Collect every line that includes the string "требованиями".
**** Recorded information
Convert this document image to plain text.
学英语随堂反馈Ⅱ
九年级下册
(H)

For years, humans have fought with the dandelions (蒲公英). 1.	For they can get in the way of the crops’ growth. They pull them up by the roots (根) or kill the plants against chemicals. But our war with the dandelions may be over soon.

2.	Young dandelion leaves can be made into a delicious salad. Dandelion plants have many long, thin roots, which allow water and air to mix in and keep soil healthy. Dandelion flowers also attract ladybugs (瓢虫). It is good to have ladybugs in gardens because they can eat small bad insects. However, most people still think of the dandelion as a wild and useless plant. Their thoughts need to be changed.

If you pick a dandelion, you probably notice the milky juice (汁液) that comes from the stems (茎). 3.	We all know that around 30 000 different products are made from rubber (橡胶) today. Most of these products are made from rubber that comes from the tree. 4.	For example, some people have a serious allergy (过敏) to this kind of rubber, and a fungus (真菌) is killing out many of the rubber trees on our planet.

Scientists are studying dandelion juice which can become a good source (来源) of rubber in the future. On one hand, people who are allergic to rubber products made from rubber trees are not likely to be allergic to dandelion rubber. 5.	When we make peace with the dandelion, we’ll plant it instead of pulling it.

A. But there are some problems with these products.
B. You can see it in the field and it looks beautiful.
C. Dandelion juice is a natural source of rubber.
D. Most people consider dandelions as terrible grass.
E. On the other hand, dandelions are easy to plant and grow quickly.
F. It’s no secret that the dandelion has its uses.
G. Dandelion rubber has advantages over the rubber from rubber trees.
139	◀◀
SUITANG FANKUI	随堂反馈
********
**** Recorded information
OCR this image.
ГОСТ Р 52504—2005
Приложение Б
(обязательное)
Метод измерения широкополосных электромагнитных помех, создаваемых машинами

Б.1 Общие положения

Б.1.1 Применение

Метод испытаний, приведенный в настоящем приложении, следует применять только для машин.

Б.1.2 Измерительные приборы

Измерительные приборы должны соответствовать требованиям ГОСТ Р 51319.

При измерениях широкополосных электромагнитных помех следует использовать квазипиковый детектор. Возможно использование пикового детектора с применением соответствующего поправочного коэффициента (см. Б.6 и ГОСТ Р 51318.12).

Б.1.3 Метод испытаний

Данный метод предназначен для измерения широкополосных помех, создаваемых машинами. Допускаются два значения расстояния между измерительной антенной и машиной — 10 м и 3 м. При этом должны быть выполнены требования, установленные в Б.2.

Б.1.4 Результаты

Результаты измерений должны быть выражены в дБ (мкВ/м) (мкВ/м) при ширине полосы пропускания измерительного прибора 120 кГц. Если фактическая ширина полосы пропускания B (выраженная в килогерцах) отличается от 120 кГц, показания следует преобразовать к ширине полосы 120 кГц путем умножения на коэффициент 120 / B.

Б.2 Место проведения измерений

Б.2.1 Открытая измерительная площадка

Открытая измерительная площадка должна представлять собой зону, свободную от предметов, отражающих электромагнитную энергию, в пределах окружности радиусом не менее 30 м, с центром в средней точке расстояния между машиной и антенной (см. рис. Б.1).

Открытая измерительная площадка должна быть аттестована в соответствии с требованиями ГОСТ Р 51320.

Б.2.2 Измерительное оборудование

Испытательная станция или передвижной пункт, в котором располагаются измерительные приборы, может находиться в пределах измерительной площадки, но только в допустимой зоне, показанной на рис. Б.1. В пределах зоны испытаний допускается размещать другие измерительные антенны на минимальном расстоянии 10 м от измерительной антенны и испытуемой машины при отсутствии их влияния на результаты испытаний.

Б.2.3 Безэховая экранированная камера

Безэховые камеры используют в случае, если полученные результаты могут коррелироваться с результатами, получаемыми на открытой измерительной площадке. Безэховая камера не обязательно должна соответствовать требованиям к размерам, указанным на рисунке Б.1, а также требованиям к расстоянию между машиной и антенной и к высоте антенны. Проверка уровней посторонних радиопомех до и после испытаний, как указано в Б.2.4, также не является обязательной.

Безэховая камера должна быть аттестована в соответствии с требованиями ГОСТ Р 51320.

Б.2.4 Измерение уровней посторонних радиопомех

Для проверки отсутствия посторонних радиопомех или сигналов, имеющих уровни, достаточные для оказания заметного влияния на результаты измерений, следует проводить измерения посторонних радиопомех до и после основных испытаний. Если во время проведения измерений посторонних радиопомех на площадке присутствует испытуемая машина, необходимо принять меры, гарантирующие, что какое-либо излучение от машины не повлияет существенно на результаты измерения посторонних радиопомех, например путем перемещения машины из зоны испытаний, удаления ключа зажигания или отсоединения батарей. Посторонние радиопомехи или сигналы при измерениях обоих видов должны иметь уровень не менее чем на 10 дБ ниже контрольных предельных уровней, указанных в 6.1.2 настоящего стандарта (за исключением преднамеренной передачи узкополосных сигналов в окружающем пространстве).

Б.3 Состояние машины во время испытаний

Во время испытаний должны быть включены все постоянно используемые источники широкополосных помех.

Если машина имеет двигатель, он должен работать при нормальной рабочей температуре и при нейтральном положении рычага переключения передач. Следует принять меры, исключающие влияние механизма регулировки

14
********
→ Answer in full:
Открытая измерительная площадка должна быть аттестована в соответствии с требованиями ГОСТ Р 51320.
Безэховая камера должна быть аттестована в соответствии с требованиями ГОСТ Р 51320.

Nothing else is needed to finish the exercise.